Aim of the task
Bring together all lines of the material below that contain the string "Reni".

(Recorded data)
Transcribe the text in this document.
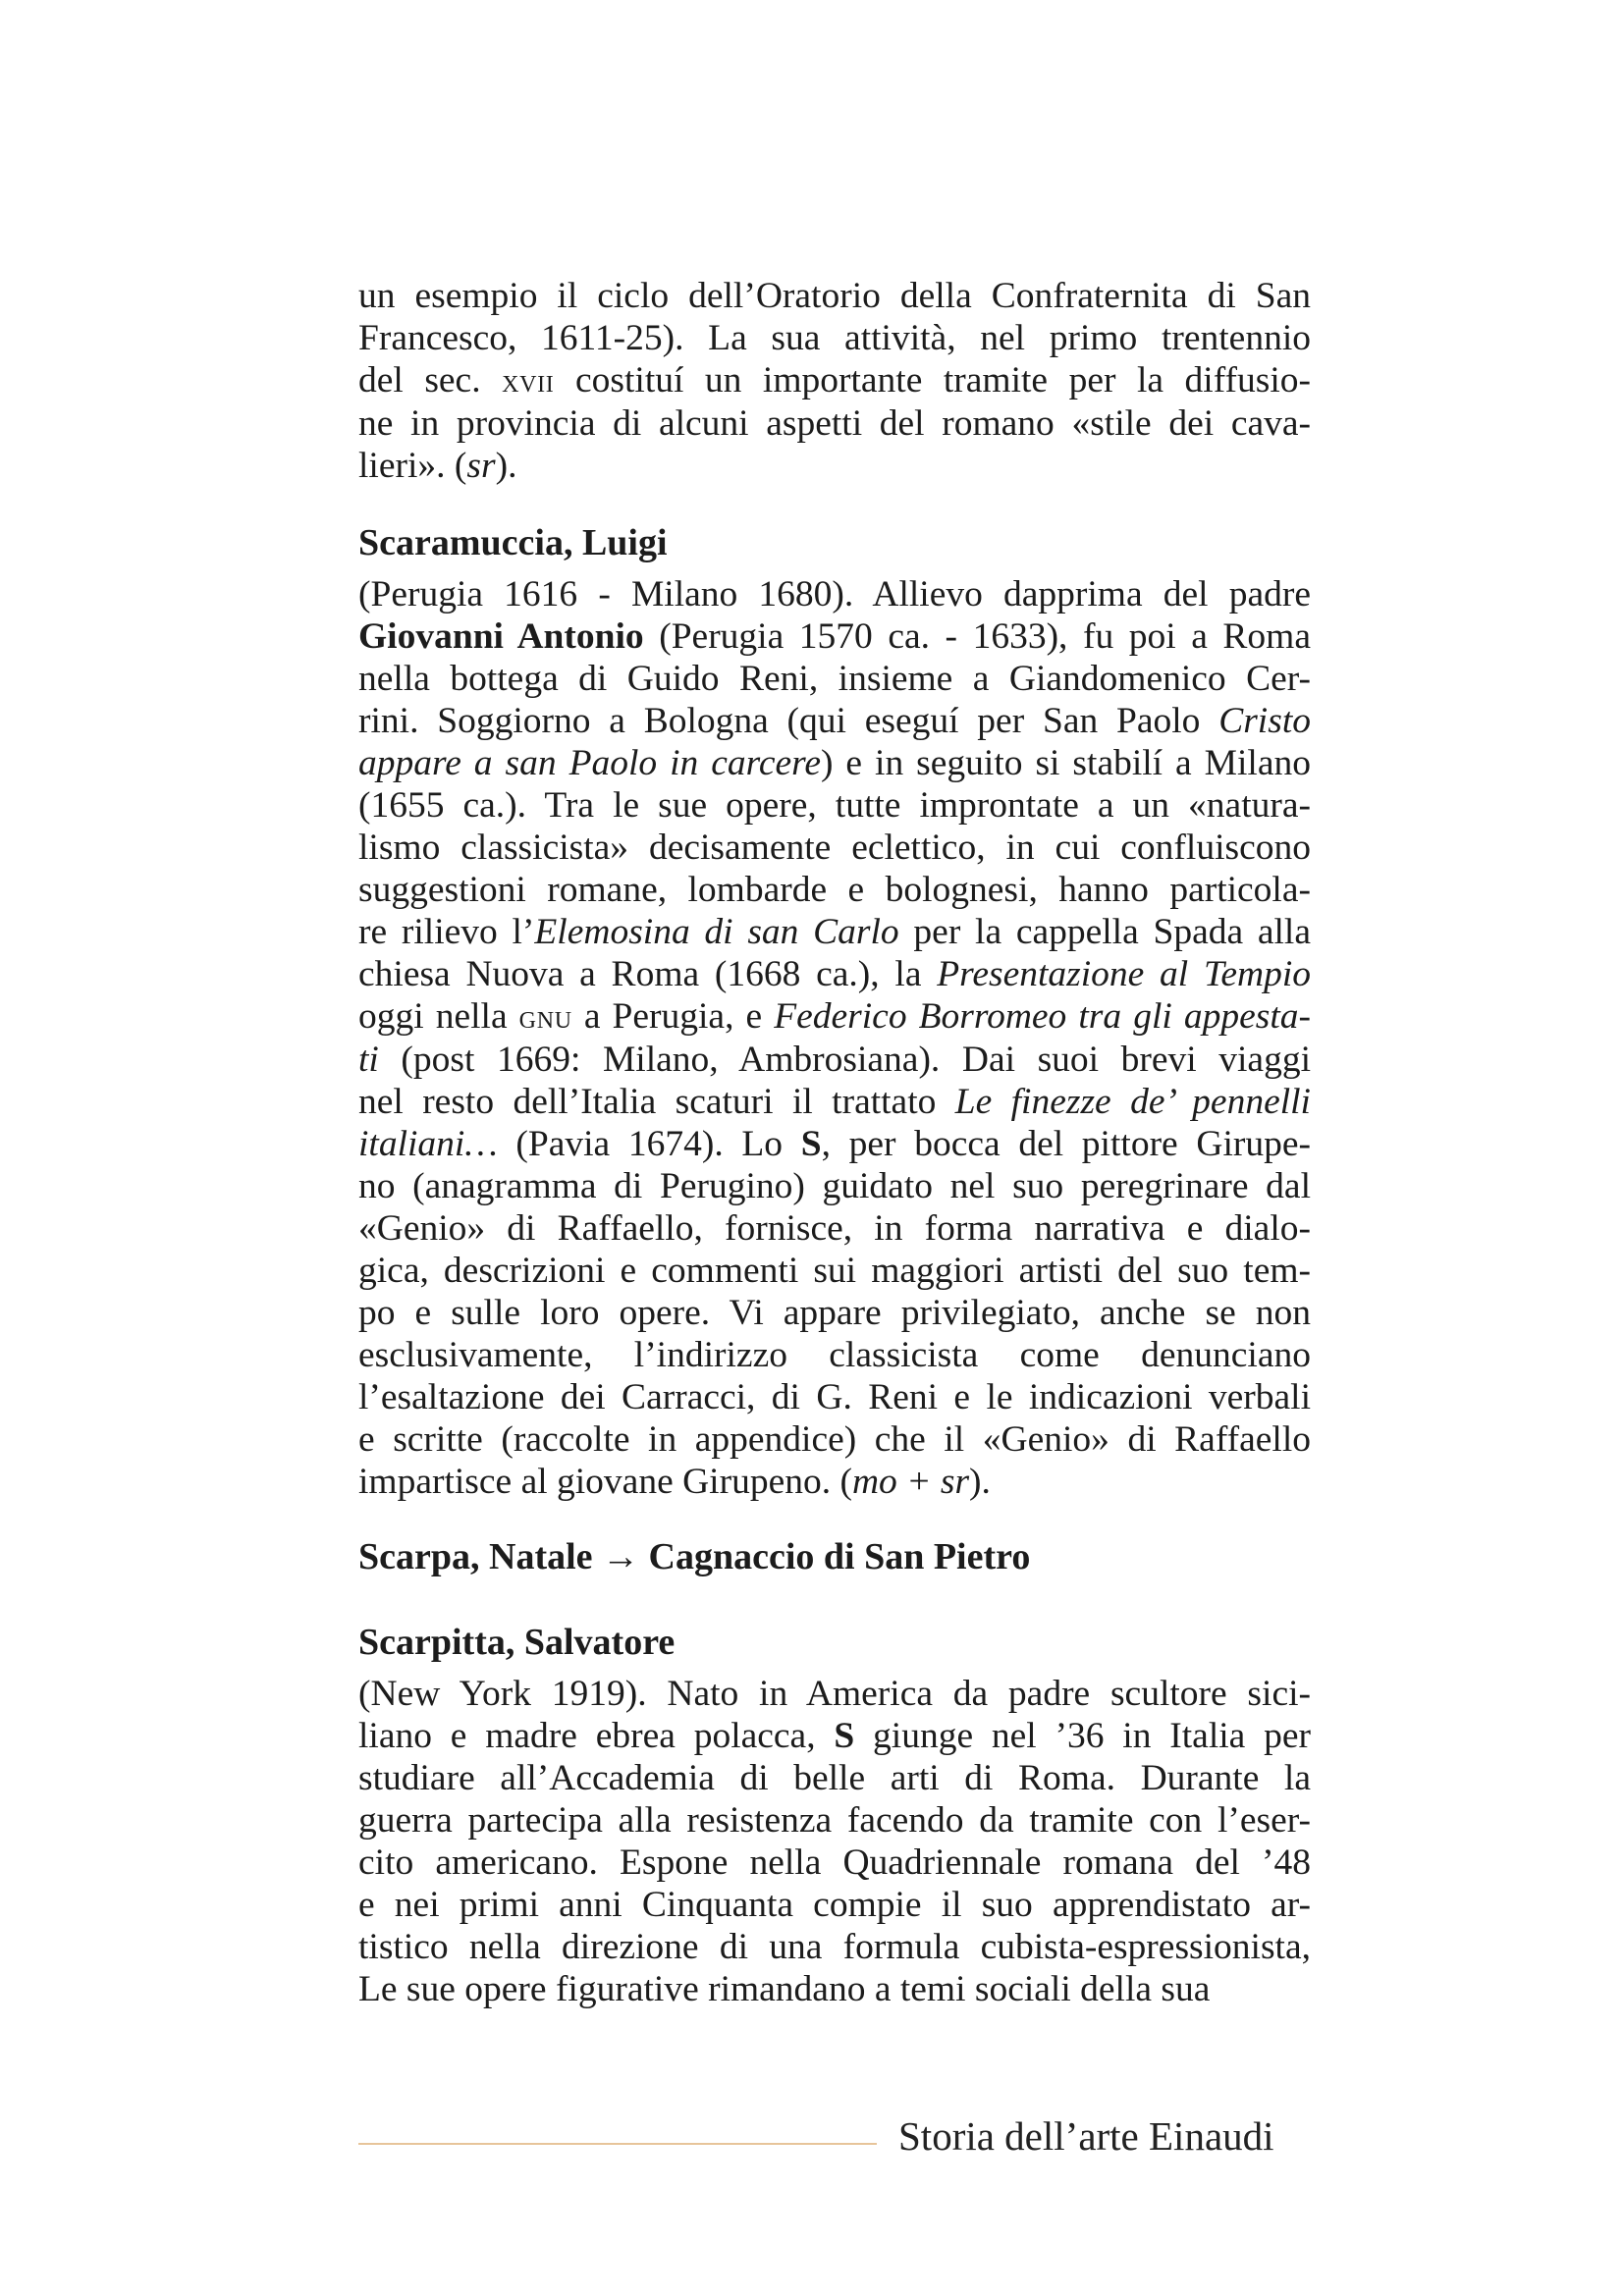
un esempio il ciclo dell’Oratorio della Confraternita di San
Francesco, 1611-25). La sua attività, nel primo trentennio
del sec. xvii costituí un importante tramite per la diffusio-
ne in provincia di alcuni aspetti del romano «stile dei cava-
lieri». (sr).

Scaramuccia, Luigi

(Perugia 1616 - Milano 1680). Allievo dapprima del padre
Giovanni Antonio (Perugia 1570 ca. - 1633), fu poi a Roma
nella bottega di Guido Reni, insieme a Giandomenico Cer-
rini. Soggiorno a Bologna (qui eseguí per San Paolo Cristo
appare a san Paolo in carcere) e in seguito si stabilí a Milano
(1655 ca.). Tra le sue opere, tutte improntate a un «natura-
lismo classicista» decisamente eclettico, in cui confluiscono
suggestioni romane, lombarde e bolognesi, hanno particola-
re rilievo l’Elemosina di san Carlo per la cappella Spada alla
chiesa Nuova a Roma (1668 ca.), la Presentazione al Tempio
oggi nella gnu a Perugia, e Federico Borromeo tra gli appesta-
ti (post 1669: Milano, Ambrosiana). Dai suoi brevi viaggi
nel resto dell’Italia scaturi il trattato Le finezze de’ pennelli
italiani… (Pavia 1674). Lo S, per bocca del pittore Girupe-
no (anagramma di Perugino) guidato nel suo peregrinare dal
«Genio» di Raffaello, fornisce, in forma narrativa e dialo-
gica, descrizioni e commenti sui maggiori artisti del suo tem-
po e sulle loro opere. Vi appare privilegiato, anche se non
esclusivamente, l’indirizzo classicista come denunciano
l’esaltazione dei Carracci, di G. Reni e le indicazioni verbali
e scritte (raccolte in appendice) che il «Genio» di Raffaello
impartisce al giovane Girupeno. (mo + sr).

Scarpa, Natale → Cagnaccio di San Pietro
Scarpitta, Salvatore

(New York 1919). Nato in America da padre scultore sici-
liano e madre ebrea polacca, S giunge nel ’36 in Italia per
studiare all’Accademia di belle arti di Roma. Durante la
guerra partecipa alla resistenza facendo da tramite con l’eser-
cito americano. Espone nella Quadriennale romana del ’48
e nei primi anni Cinquanta compie il suo apprendistato ar-
tistico nella direzione di una formula cubista-espressionista,
Le sue opere figurative rimandano a temi sociali della sua

Storia dell’arte Einaudi
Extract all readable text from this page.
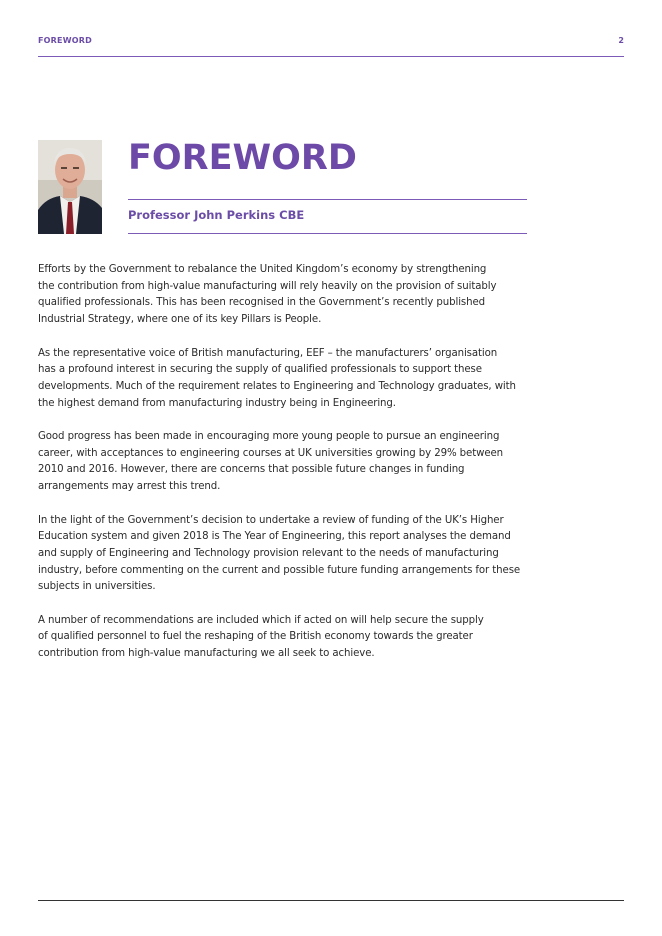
FOREWORD	2
FOREWORD
Professor John Perkins CBE

Efforts by the Government to rebalance the United Kingdom’s economy by strengthening
the contribution from high-value manufacturing will rely heavily on the provision of suitably
qualified professionals. This has been recognised in the Government’s recently published
Industrial Strategy, where one of its key Pillars is People.

As the representative voice of British manufacturing, EEF – the manufacturers’ organisation
has a profound interest in securing the supply of qualified professionals to support these
developments. Much of the requirement relates to Engineering and Technology graduates, with
the highest demand from manufacturing industry being in Engineering.

Good progress has been made in encouraging more young people to pursue an engineering
career, with acceptances to engineering courses at UK universities growing by 29% between
2010 and 2016. However, there are concerns that possible future changes in funding
arrangements may arrest this trend.

In the light of the Government’s decision to undertake a review of funding of the UK’s Higher
Education system and given 2018 is The Year of Engineering, this report analyses the demand
and supply of Engineering and Technology provision relevant to the needs of manufacturing
industry, before commenting on the current and possible future funding arrangements for these
subjects in universities.

A number of recommendations are included which if acted on will help secure the supply
of qualified personnel to fuel the reshaping of the British economy towards the greater
contribution from high-value manufacturing we all seek to achieve.
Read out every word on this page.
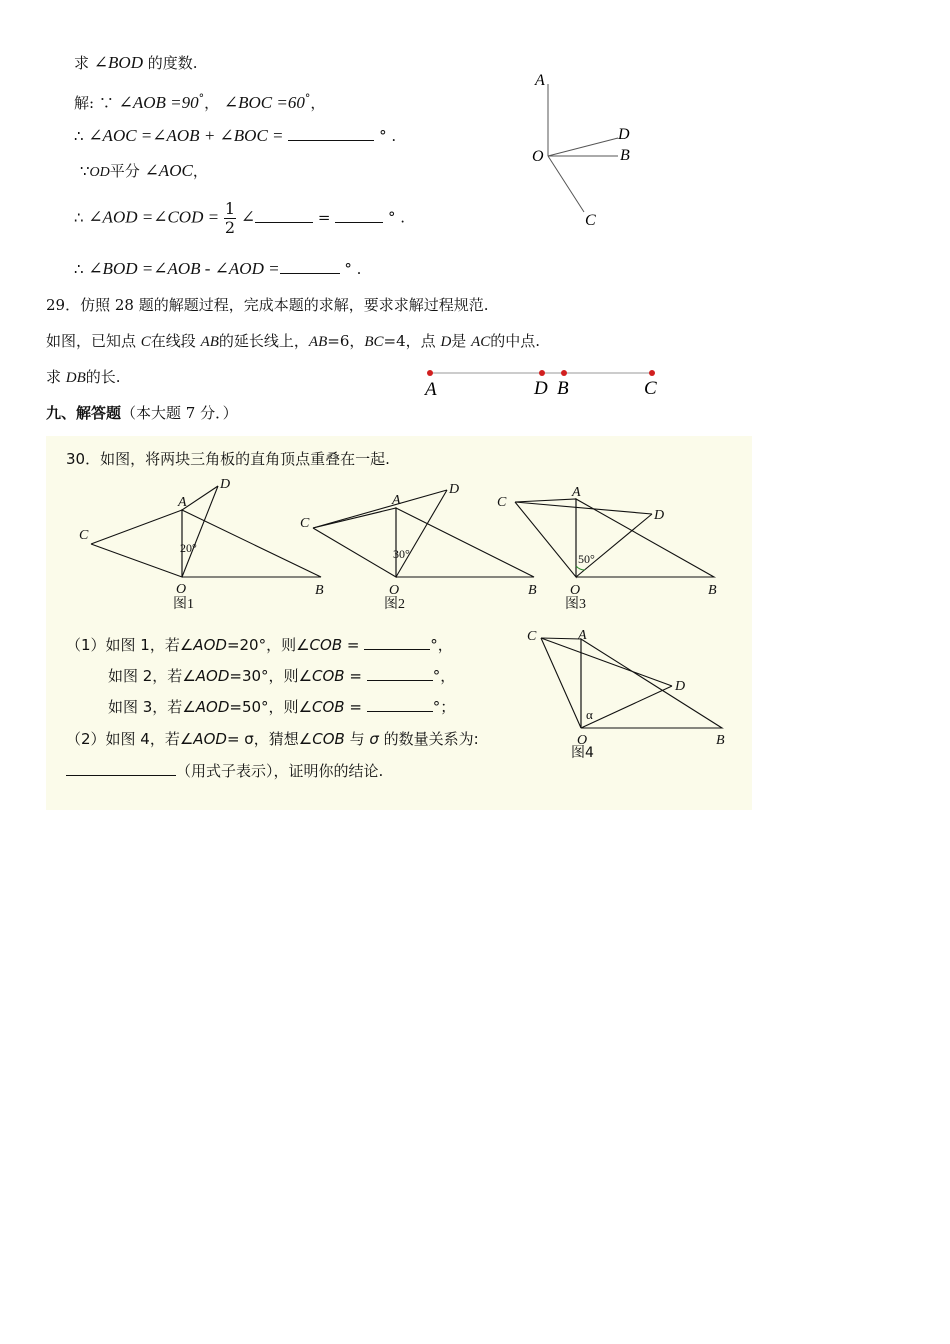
求 ∠BOD 的度数.
解: ∵ ∠AOB =90°， ∠BOC =60°，
∴ ∠AOC =∠AOB + ∠BOC =	° .
∵OD平分 ∠AOC，
∴ ∠AOD =∠COD = $\frac{1}{2}$ ∠	=	° .
∴ ∠BOD =∠AOB - ∠AOD =	° .
A
D
O	B
C
29．仿照 28 题的解题过程，完成本题的求解，要求求解过程规范.
如图，已知点 C在线段 AB的延长线上，AB=6，BC=4，点 D是 AC的中点.
求 DB的长.
A	D B	C
九、解答题（本大题 7 分．）
30．如图，将两块三角板的直角顶点重叠在一起.
A
D
C
O	B
A
D
C
O	B
A
D
C
O	B
20°	30°	50°
图1	图2	图3
A
C
D
O	B
α
图4
（1）如图 1，若∠AOD=20°，则∠COB =	°，
如图 2，若∠AOD=30°，则∠COB =	°，
如图 3，若∠AOD=50°，则∠COB =	°；
（2）如图 4，若∠AOD= σ，猜想∠COB 与 σ 的数量关系为:
（用式子表示），证明你的结论.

Written solution
nella bottega di Guido Reni, insieme a Giandomenico Cer-
l’esaltazione dei Carracci, di G. Reni e le indicazioni verbali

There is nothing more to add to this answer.